SET EXERCISE: Write out the material below unchanged, covering the stretch from the start through the line containing "theorem-text: 角平分线上的点到这个角的两边的距离相等． —", with both ends included.

── DATA FOR THIS TASK ──

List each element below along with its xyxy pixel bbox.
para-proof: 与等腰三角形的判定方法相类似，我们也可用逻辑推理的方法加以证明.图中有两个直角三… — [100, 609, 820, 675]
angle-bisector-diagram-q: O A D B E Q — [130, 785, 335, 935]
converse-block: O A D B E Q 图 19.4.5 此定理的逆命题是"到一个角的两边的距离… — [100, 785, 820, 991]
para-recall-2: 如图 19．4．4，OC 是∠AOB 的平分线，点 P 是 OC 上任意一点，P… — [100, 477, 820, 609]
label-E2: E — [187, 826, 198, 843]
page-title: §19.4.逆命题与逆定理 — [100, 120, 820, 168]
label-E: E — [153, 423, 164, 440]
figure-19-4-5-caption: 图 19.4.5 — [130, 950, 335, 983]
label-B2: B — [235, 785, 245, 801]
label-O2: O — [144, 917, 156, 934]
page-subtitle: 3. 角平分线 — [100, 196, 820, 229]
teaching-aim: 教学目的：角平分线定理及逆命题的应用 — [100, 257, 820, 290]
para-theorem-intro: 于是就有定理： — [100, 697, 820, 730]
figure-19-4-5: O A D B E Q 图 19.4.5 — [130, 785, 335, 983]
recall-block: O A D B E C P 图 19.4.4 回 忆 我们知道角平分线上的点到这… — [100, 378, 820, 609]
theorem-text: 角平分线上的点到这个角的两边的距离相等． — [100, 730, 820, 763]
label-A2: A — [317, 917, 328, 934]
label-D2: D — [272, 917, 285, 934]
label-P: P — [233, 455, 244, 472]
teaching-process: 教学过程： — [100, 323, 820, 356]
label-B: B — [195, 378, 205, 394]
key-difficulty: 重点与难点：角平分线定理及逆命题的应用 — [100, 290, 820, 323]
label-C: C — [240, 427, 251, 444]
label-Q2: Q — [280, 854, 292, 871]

───

SOLUTION TO THE PROBLEM:
List each element below along with its xyxy pixel bbox.
para-proof: 与等腰三角形的判定方法相类似，我们也可用逻辑推理的方法加以证明.图中有两个直角三… — [100, 609, 820, 675]
angle-bisector-diagram-q: O A D B E Q — [130, 785, 335, 935]
converse-block: O A D B E Q 图 19.4.5 此定理的逆命题是"到一个角的两边的距离… — [100, 785, 820, 991]
para-recall-2: 如图 19．4．4，OC 是∠AOB 的平分线，点 P 是 OC 上任意一点，P… — [100, 477, 820, 609]
label-E2: E — [187, 826, 198, 843]
page-title: §19.4.逆命题与逆定理 — [100, 120, 820, 168]
label-E: E — [153, 423, 164, 440]
figure-19-4-5-caption: 图 19.4.5 — [130, 950, 335, 983]
label-B2: B — [235, 785, 245, 801]
label-O2: O — [144, 917, 156, 934]
page-subtitle: 3. 角平分线 — [100, 196, 820, 229]
teaching-aim: 教学目的：角平分线定理及逆命题的应用 — [100, 257, 820, 290]
para-theorem-intro: 于是就有定理： — [100, 697, 820, 730]
figure-19-4-5: O A D B E Q 图 19.4.5 — [130, 785, 335, 983]
recall-block: O A D B E C P 图 19.4.4 回 忆 我们知道角平分线上的点到这… — [100, 378, 820, 609]
theorem-text: 角平分线上的点到这个角的两边的距离相等． — [100, 730, 820, 763]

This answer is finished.